Problem to solve: Copy out the whole listing exactly as written, leaving the pictures behind.

──────── Given data ────────

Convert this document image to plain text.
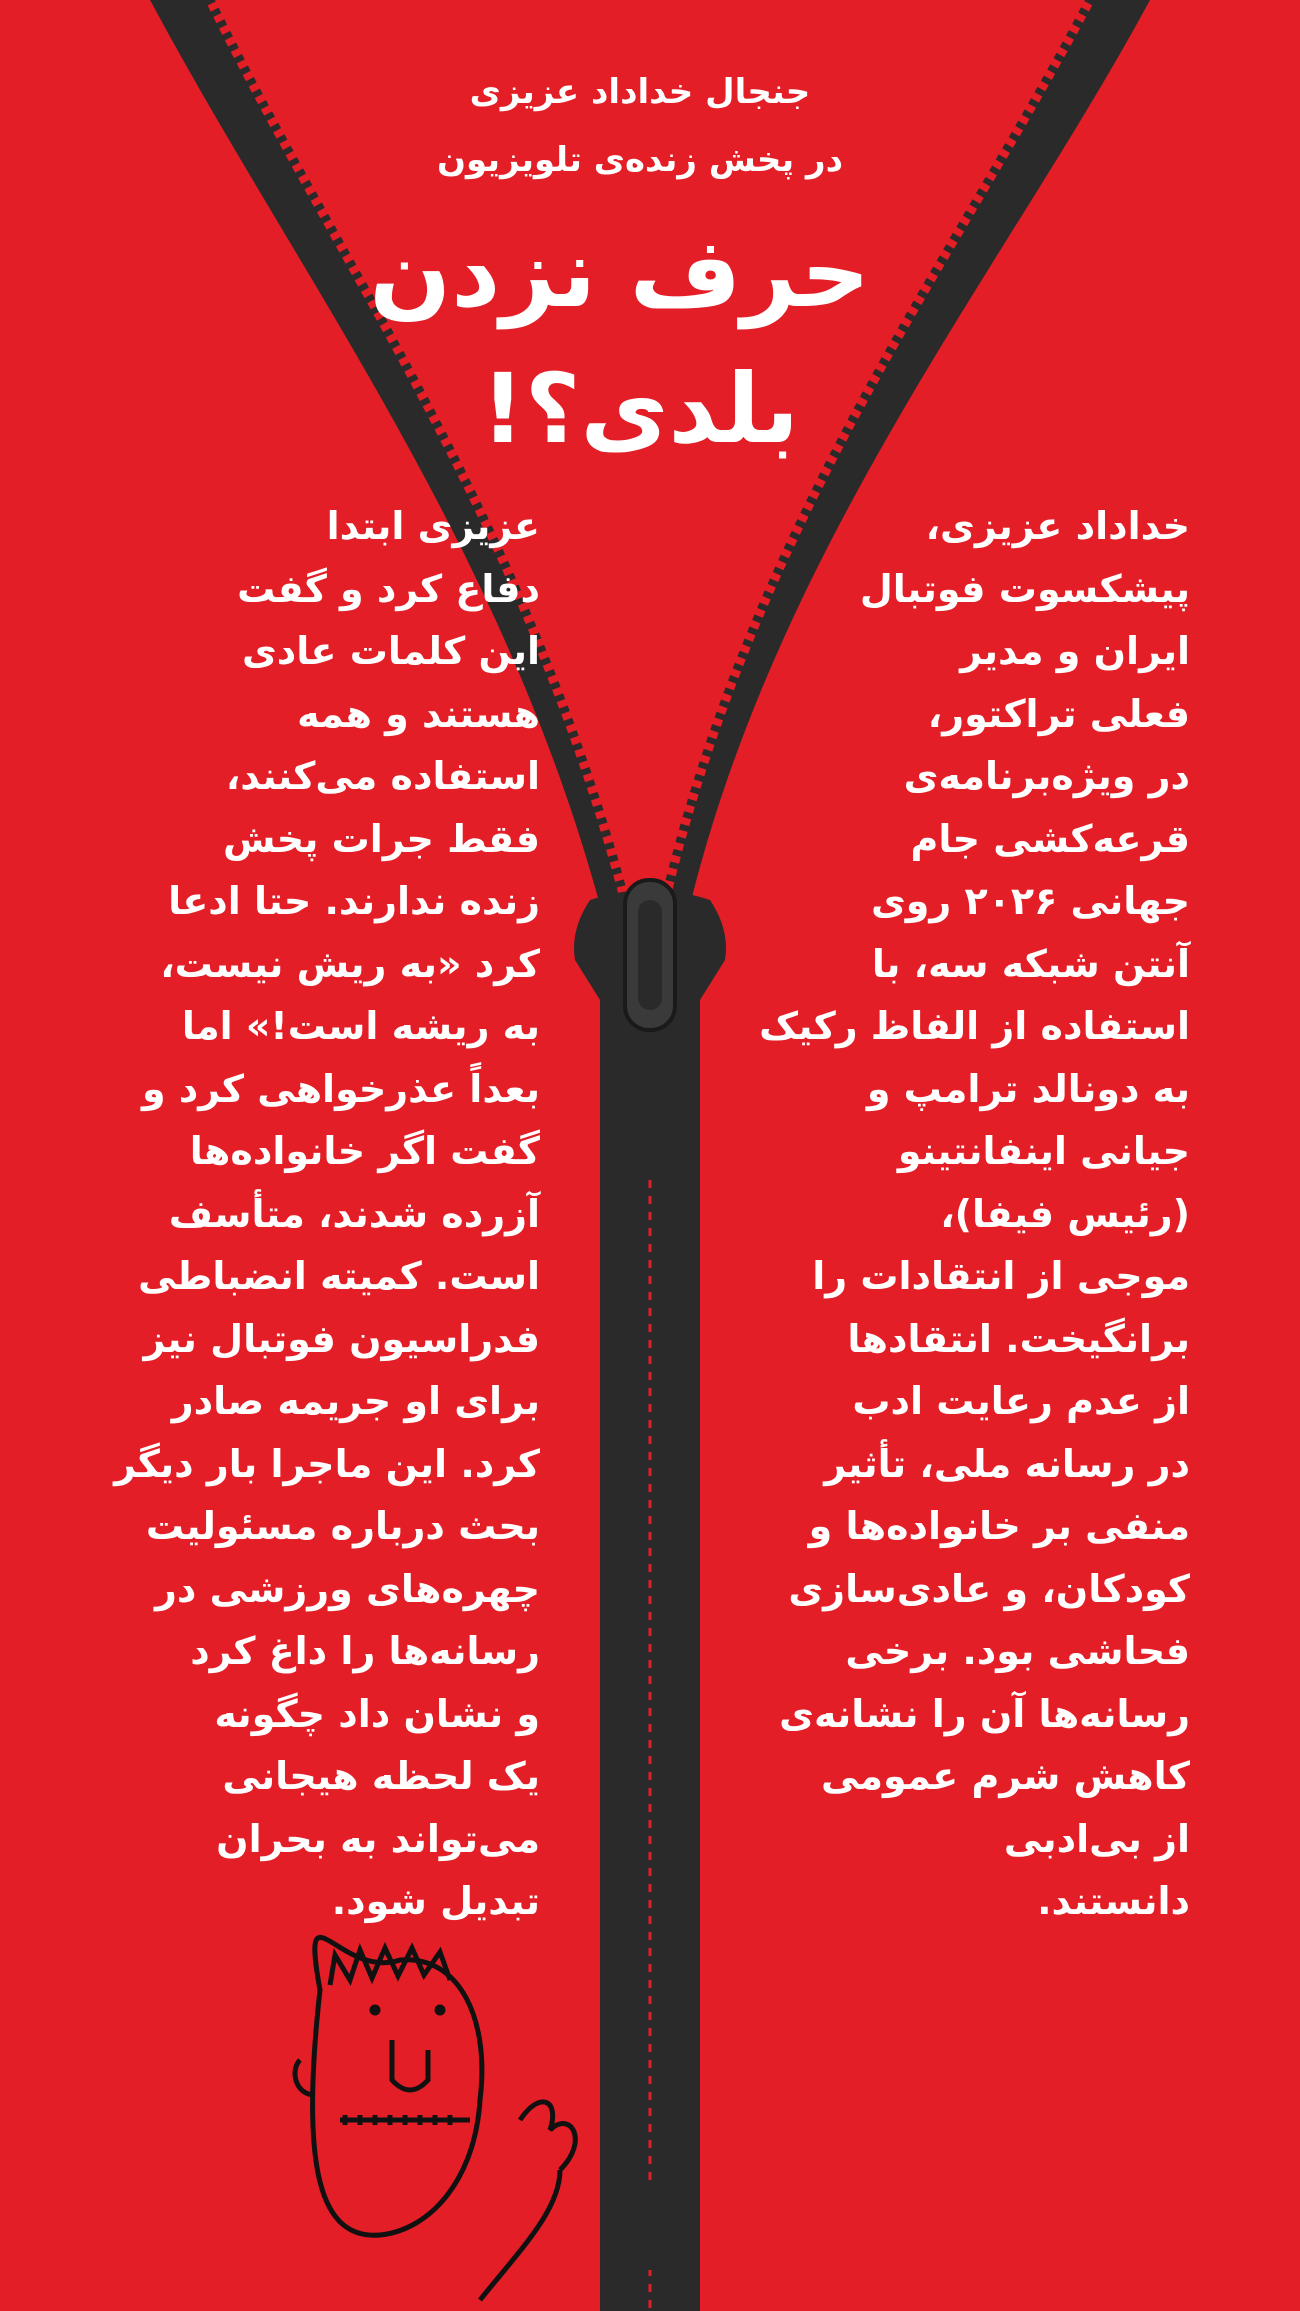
جنجال خداداد عزیزی
در پخش زنده‌ی تلویزیون
حرف نزدن
بلدی؟!
خداداد عزیزی،
پیشکسوت فوتبال
ایران و مدیر
فعلی تراکتور،
در ویژه‌برنامه‌ی
قرعه‌کشی جام
جهانی ۲۰۲۶ روی
آنتن شبکه سه، با
استفاده از الفاظ رکیک
به دونالد ترامپ و
جیانی اینفانتینو
(رئیس فیفا)،
موجی از انتقادات را
برانگیخت. انتقادها
از عدم رعایت ادب
در رسانه ملی، تأثیر
منفی بر خانواده‌ها و
کودکان، و عادی‌سازی
فحاشی بود. برخی
رسانه‌ها آن را نشانه‌ی
کاهش شرم عمومی
از بی‌ادبی
دانستند.
عزیزی ابتدا
دفاع کرد و گفت
این کلمات عادی
هستند و همه
استفاده می‌کنند،
فقط جرات پخش
زنده ندارند. حتا ادعا
کرد «به ریش نیست،
به ریشه است!» اما
بعداً عذرخواهی کرد و
گفت اگر خانواده‌ها
آزرده شدند، متأسف
است. کمیته انضباطی
فدراسیون فوتبال نیز
برای او جریمه صادر
کرد. این ماجرا بار دیگر
بحث درباره مسئولیت
چهره‌های ورزشی در
رسانه‌ها را داغ کرد
و نشان داد چگونه
یک لحظه هیجانی
می‌تواند به بحران
تبدیل شود.
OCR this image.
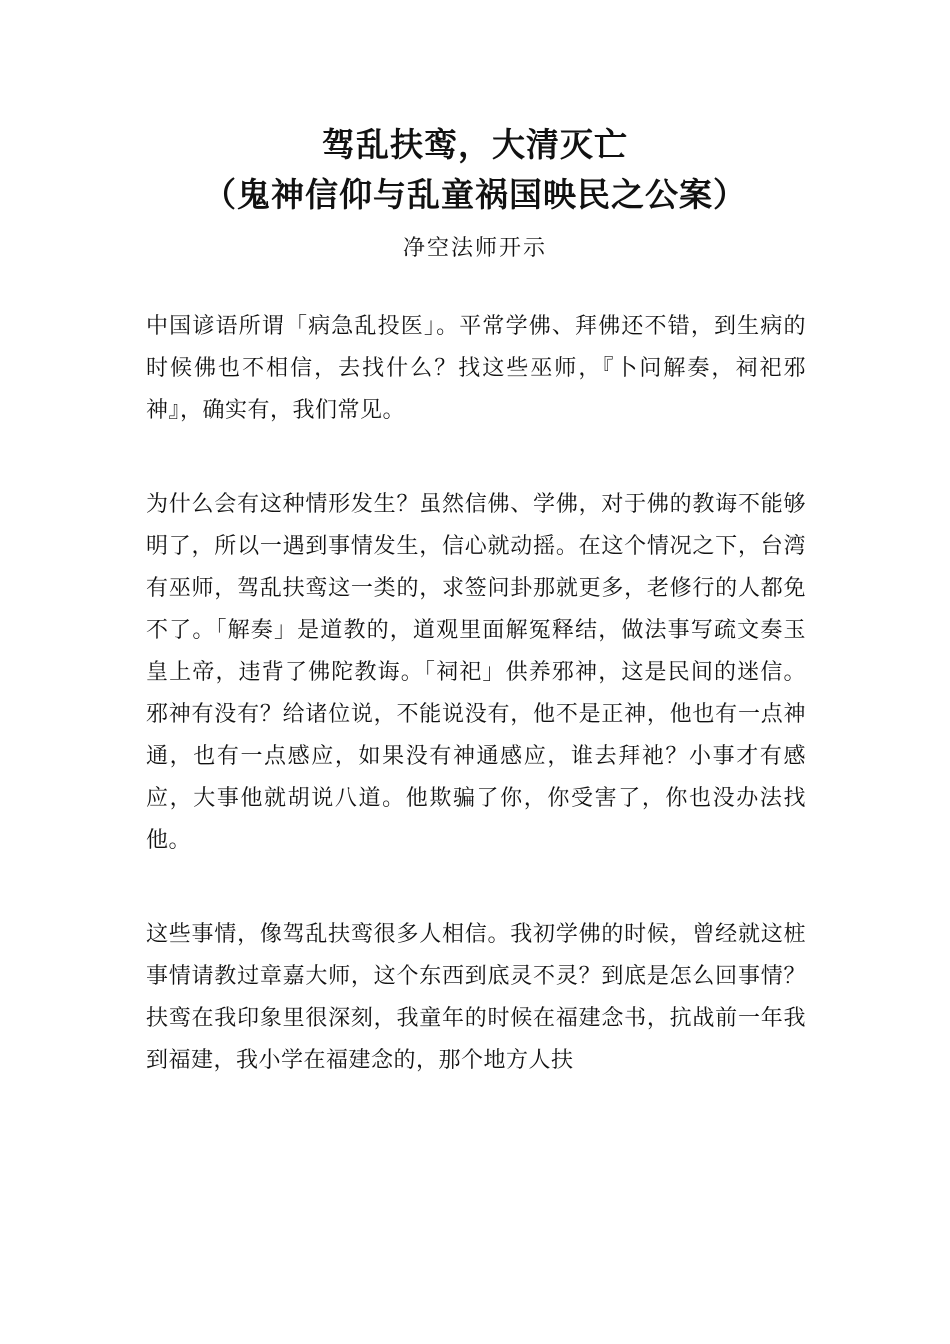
驾乱扶鸾，大清灭亡
（鬼神信仰与乱童祸国映民之公案）
净空法师开示

中国谚语所谓「病急乱投医」。平常学佛、拜佛还不错，到生病的时候佛也不相信，去找什么？找这些巫师，『卜问解奏，祠祀邪神』，确实有，我们常见。

为什么会有这种情形发生？虽然信佛、学佛，对于佛的教诲不能够明了，所以一遇到事情发生，信心就动摇。在这个情况之下，台湾有巫师，驾乱扶鸾这一类的，求签问卦那就更多，老修行的人都免不了。「解奏」是道教的，道观里面解冤释结，做法事写疏文奏玉皇上帝，违背了佛陀教诲。「祠祀」供养邪神，这是民间的迷信。邪神有没有？给诸位说，不能说没有，他不是正神，他也有一点神通，也有一点感应，如果没有神通感应，谁去拜祂？小事才有感应，大事他就胡说八道。他欺骗了你，你受害了，你也没办法找他。

这些事情，像驾乱扶鸾很多人相信。我初学佛的时候，曾经就这桩事情请教过章嘉大师，这个东西到底灵不灵？到底是怎么回事情？扶鸾在我印象里很深刻，我童年的时候在福建念书，抗战前一年我到福建，我小学在福建念的，那个地方人扶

────────

Task output:
Convert this document image to plain text.
جنجال خداداد عزیزی
در پخش زنده‌ی تلویزیون
حرف نزدن
بلدی؟!
خداداد عزیزی،
پیشکسوت فوتبال
ایران و مدیر
فعلی تراکتور،
در ویژه‌برنامه‌ی
قرعه‌کشی جام
جهانی ۲۰۲۶ روی
آنتن شبکه سه، با
استفاده از الفاظ رکیک
به دونالد ترامپ و
جیانی اینفانتینو
(رئیس فیفا)،
موجی از انتقادات را
برانگیخت. انتقادها
از عدم رعایت ادب
در رسانه ملی، تأثیر
منفی بر خانواده‌ها و
کودکان، و عادی‌سازی
فحاشی بود. برخی
رسانه‌ها آن را نشانه‌ی
کاهش شرم عمومی
از بی‌ادبی
دانستند.
عزیزی ابتدا
دفاع کرد و گفت
این کلمات عادی
هستند و همه
استفاده می‌کنند،
فقط جرات پخش
زنده ندارند. حتا ادعا
کرد «به ریش نیست،
به ریشه است!» اما
بعداً عذرخواهی کرد و
گفت اگر خانواده‌ها
آزرده شدند، متأسف
است. کمیته انضباطی
فدراسیون فوتبال نیز
برای او جریمه صادر
کرد. این ماجرا بار دیگر
بحث درباره مسئولیت
چهره‌های ورزشی در
رسانه‌ها را داغ کرد
و نشان داد چگونه
یک لحظه هیجانی
می‌تواند به بحران
تبدیل شود.
OCR this image.
驾乱扶鸾，大清灭亡
（鬼神信仰与乱童祸国映民之公案）
净空法师开示

中国谚语所谓「病急乱投医」。平常学佛、拜佛还不错，到生病的时候佛也不相信，去找什么？找这些巫师，『卜问解奏，祠祀邪神』，确实有，我们常见。

为什么会有这种情形发生？虽然信佛、学佛，对于佛的教诲不能够明了，所以一遇到事情发生，信心就动摇。在这个情况之下，台湾有巫师，驾乱扶鸾这一类的，求签问卦那就更多，老修行的人都免不了。「解奏」是道教的，道观里面解冤释结，做法事写疏文奏玉皇上帝，违背了佛陀教诲。「祠祀」供养邪神，这是民间的迷信。邪神有没有？给诸位说，不能说没有，他不是正神，他也有一点神通，也有一点感应，如果没有神通感应，谁去拜祂？小事才有感应，大事他就胡说八道。他欺骗了你，你受害了，你也没办法找他。

这些事情，像驾乱扶鸾很多人相信。我初学佛的时候，曾经就这桩事情请教过章嘉大师，这个东西到底灵不灵？到底是怎么回事情？扶鸾在我印象里很深刻，我童年的时候在福建念书，抗战前一年我到福建，我小学在福建念的，那个地方人扶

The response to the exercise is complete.